═══ Data supplied

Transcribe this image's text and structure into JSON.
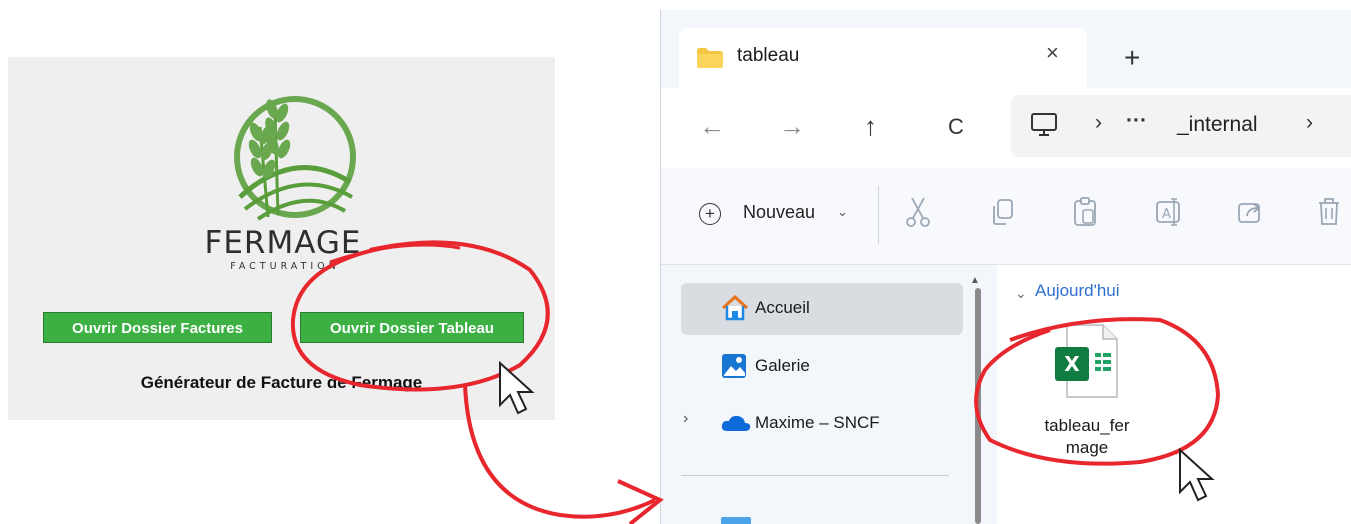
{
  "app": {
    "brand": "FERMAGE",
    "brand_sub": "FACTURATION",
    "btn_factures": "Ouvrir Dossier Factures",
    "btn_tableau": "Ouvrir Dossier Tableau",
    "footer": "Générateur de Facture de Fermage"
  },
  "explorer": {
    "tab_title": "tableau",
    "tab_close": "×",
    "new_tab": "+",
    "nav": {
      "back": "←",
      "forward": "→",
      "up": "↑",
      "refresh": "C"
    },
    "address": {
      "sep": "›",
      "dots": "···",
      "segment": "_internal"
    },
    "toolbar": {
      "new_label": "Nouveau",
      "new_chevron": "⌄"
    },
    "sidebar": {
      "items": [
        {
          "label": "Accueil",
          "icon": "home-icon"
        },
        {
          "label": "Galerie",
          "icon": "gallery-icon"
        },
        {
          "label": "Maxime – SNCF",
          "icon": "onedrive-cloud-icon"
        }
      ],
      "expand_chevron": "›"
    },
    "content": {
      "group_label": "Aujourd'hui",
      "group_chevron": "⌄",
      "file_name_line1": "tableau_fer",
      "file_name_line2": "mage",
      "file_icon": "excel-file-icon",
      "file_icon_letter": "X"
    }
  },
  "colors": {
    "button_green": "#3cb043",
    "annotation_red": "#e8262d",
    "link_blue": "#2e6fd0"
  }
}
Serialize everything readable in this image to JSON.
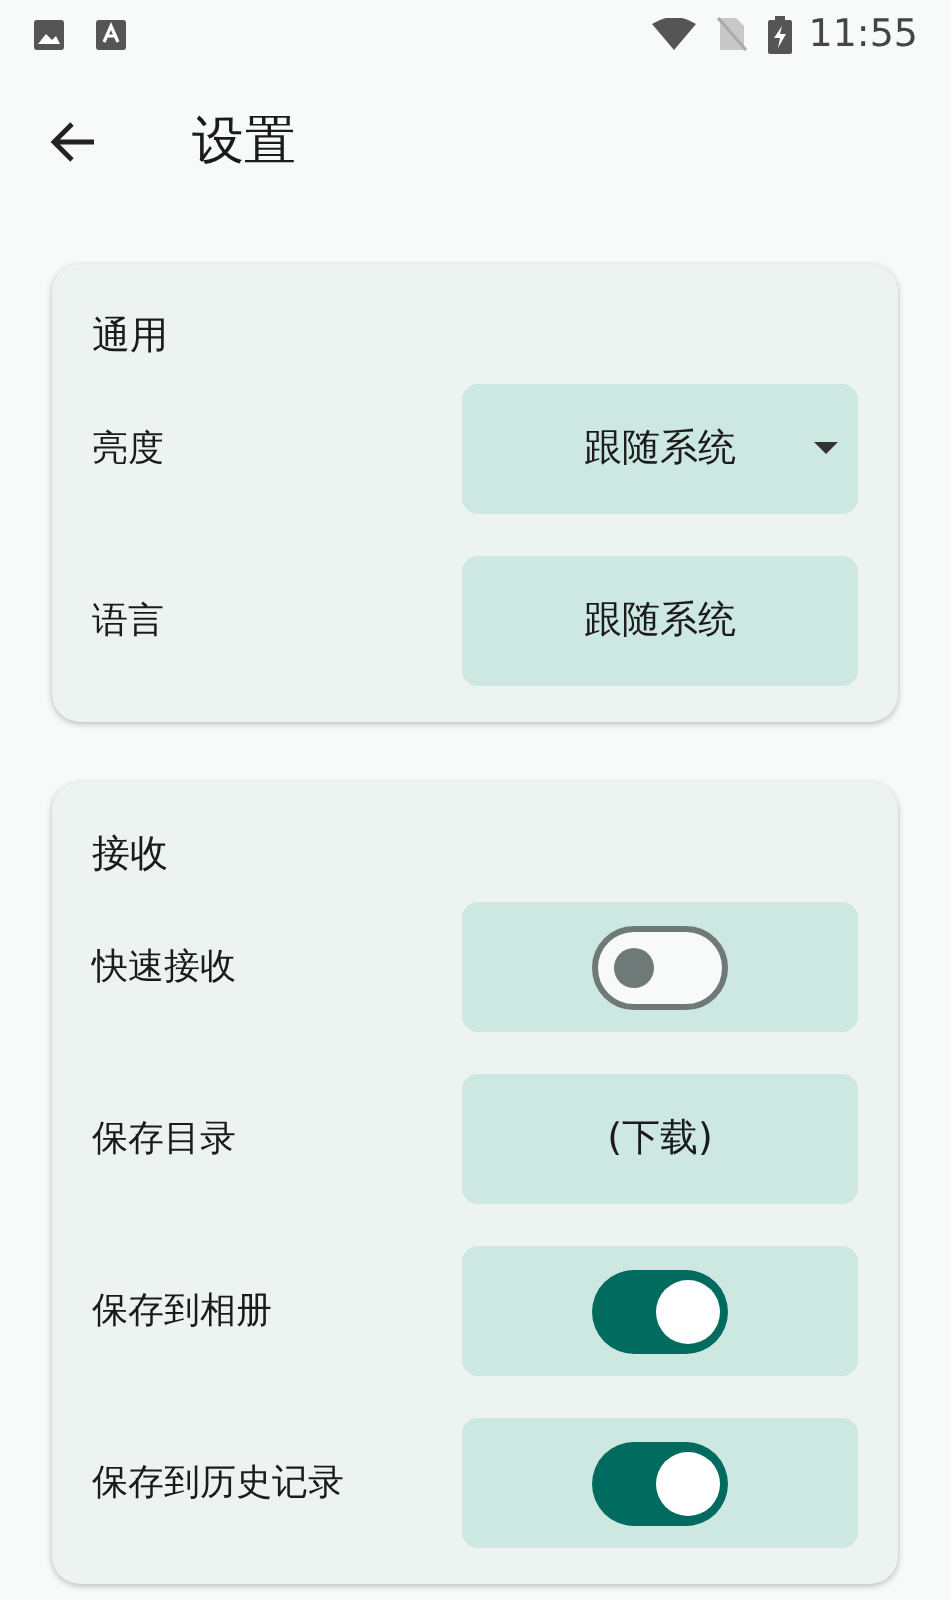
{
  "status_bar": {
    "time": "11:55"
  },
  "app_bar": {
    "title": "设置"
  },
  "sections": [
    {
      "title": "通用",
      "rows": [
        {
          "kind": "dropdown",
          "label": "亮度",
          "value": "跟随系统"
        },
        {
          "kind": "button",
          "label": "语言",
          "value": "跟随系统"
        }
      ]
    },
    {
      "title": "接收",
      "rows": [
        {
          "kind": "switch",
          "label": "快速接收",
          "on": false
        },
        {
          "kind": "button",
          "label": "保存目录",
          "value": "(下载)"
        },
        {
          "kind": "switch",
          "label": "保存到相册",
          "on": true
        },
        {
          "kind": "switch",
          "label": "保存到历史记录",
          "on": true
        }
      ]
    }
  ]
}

══════
═══ Data supplied

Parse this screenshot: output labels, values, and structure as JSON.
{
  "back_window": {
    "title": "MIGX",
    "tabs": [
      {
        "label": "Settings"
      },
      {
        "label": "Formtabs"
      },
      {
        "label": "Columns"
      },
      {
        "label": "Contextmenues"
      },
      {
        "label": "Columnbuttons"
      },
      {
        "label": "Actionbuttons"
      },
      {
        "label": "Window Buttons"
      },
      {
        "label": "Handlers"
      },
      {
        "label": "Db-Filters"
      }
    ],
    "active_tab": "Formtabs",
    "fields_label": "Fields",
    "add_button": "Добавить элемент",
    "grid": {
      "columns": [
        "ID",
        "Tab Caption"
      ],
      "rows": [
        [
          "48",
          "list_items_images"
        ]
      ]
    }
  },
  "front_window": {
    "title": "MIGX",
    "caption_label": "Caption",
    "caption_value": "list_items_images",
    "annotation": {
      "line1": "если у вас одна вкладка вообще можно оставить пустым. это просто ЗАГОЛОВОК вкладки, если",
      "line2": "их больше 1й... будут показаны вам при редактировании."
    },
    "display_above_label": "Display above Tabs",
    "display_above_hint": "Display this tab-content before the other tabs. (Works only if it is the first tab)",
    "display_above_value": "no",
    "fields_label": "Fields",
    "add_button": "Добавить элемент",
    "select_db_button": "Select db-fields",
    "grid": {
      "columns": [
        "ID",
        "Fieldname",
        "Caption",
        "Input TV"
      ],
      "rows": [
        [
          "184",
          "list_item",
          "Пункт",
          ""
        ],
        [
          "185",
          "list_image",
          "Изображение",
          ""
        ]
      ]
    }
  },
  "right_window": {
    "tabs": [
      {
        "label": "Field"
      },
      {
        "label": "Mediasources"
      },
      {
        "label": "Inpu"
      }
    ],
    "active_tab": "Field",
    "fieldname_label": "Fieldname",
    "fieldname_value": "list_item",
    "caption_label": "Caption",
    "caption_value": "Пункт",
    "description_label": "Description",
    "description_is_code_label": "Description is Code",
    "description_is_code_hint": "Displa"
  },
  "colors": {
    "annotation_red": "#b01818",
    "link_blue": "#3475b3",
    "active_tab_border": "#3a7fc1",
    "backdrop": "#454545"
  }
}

══════

**What you have to do**
Look for the word "Dossier" in every line of the listing and copy the lines that have it.

**Task result**
    "btn_factures": "Ouvrir Dossier Factures",
    "btn_tableau": "Ouvrir Dossier Tableau",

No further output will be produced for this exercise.